* BEGIN *

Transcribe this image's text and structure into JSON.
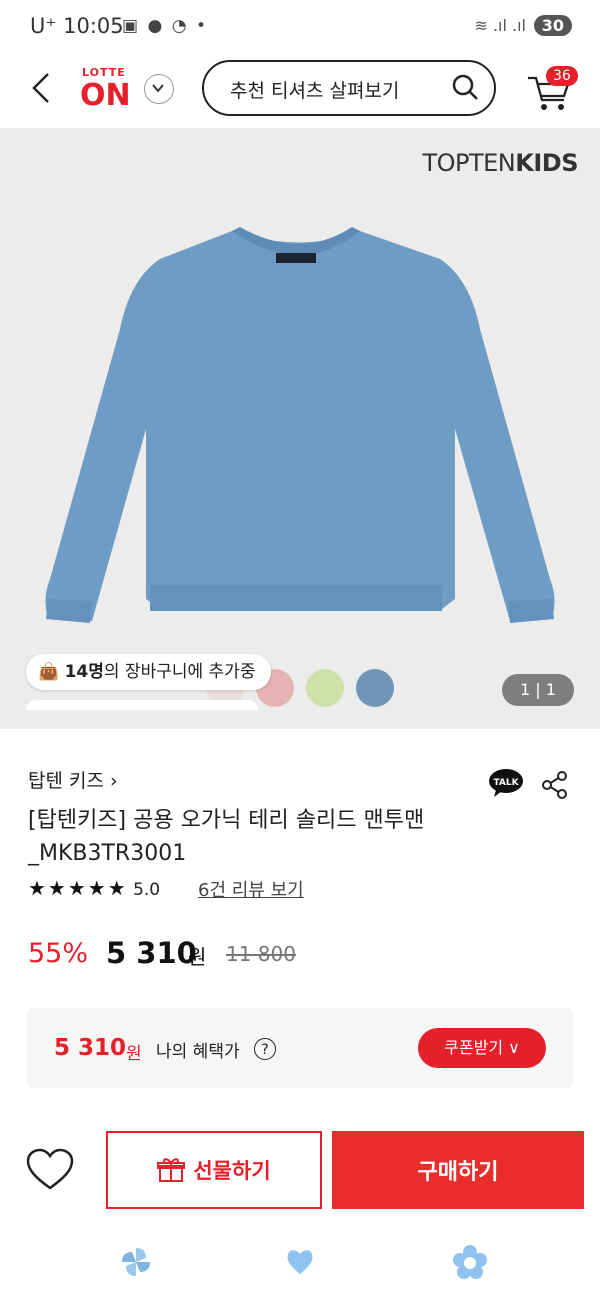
{
  "status_bar": {
    "carrier": "U⁺ 10:05",
    "battery": "30"
  },
  "header": {
    "logo_top": "LOTTE",
    "logo_bottom": "ON",
    "search_text": "추천 티셔츠 살펴보기",
    "cart_count": "36"
  },
  "gallery": {
    "brand_prefix": "TOPTEN",
    "brand_suffix": "KIDS",
    "counter": "1 | 1",
    "cart_count_bold": "14명",
    "cart_text": "의 장바구니에 추가중",
    "swatches": [
      "#e8d5cc",
      "#e5b3b3",
      "#cfe0a8",
      "#6f96b9"
    ]
  },
  "product": {
    "brand_link": "탑텐 키즈 ›",
    "title": "[탑텐키즈] 공용 오가닉 테리 솔리드 맨투맨_MKB3TR3001",
    "stars": "★★★★★",
    "rating": "5.0",
    "review_link": "6건 리뷰 보기",
    "discount": "55%",
    "price": "5 310",
    "price_unit": "원",
    "original_price": "11 800"
  },
  "benefit": {
    "price": "5 310",
    "unit": "원",
    "label": "나의 혜택가",
    "help": "?",
    "coupon_button": "쿠폰받기 ∨"
  },
  "actions": {
    "gift_button": "선물하기",
    "buy_button": "구매하기"
  },
  "colors": {
    "accent": "#e6202a",
    "sweatshirt": "#6f9cc4"
  }
}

* END *

- [What the task requires]: Without including any pictures, please restate all the records exactly.

- [Result]:
Transcribe this image's text and structure into JSON.
{
  "status_bar": {
    "carrier": "U⁺ 10:05",
    "battery": "30"
  },
  "header": {
    "logo_top": "LOTTE",
    "logo_bottom": "ON",
    "search_text": "추천 티셔츠 살펴보기",
    "cart_count": "36"
  },
  "gallery": {
    "brand_prefix": "TOPTEN",
    "brand_suffix": "KIDS",
    "counter": "1 | 1",
    "cart_count_bold": "14명",
    "cart_text": "의 장바구니에 추가중",
    "swatches": [
      "#e8d5cc",
      "#e5b3b3",
      "#cfe0a8",
      "#6f96b9"
    ]
  },
  "product": {
    "brand_link": "탑텐 키즈 ›",
    "title": "[탑텐키즈] 공용 오가닉 테리 솔리드 맨투맨_MKB3TR3001",
    "stars": "★★★★★",
    "rating": "5.0",
    "review_link": "6건 리뷰 보기",
    "discount": "55%",
    "price": "5 310",
    "price_unit": "원",
    "original_price": "11 800"
  },
  "benefit": {
    "price": "5 310",
    "unit": "원",
    "label": "나의 혜택가",
    "help": "?",
    "coupon_button": "쿠폰받기 ∨"
  },
  "actions": {
    "gift_button": "선물하기",
    "buy_button": "구매하기"
  },
  "colors": {
    "accent": "#e6202a",
    "sweatshirt": "#6f9cc4"
  }
}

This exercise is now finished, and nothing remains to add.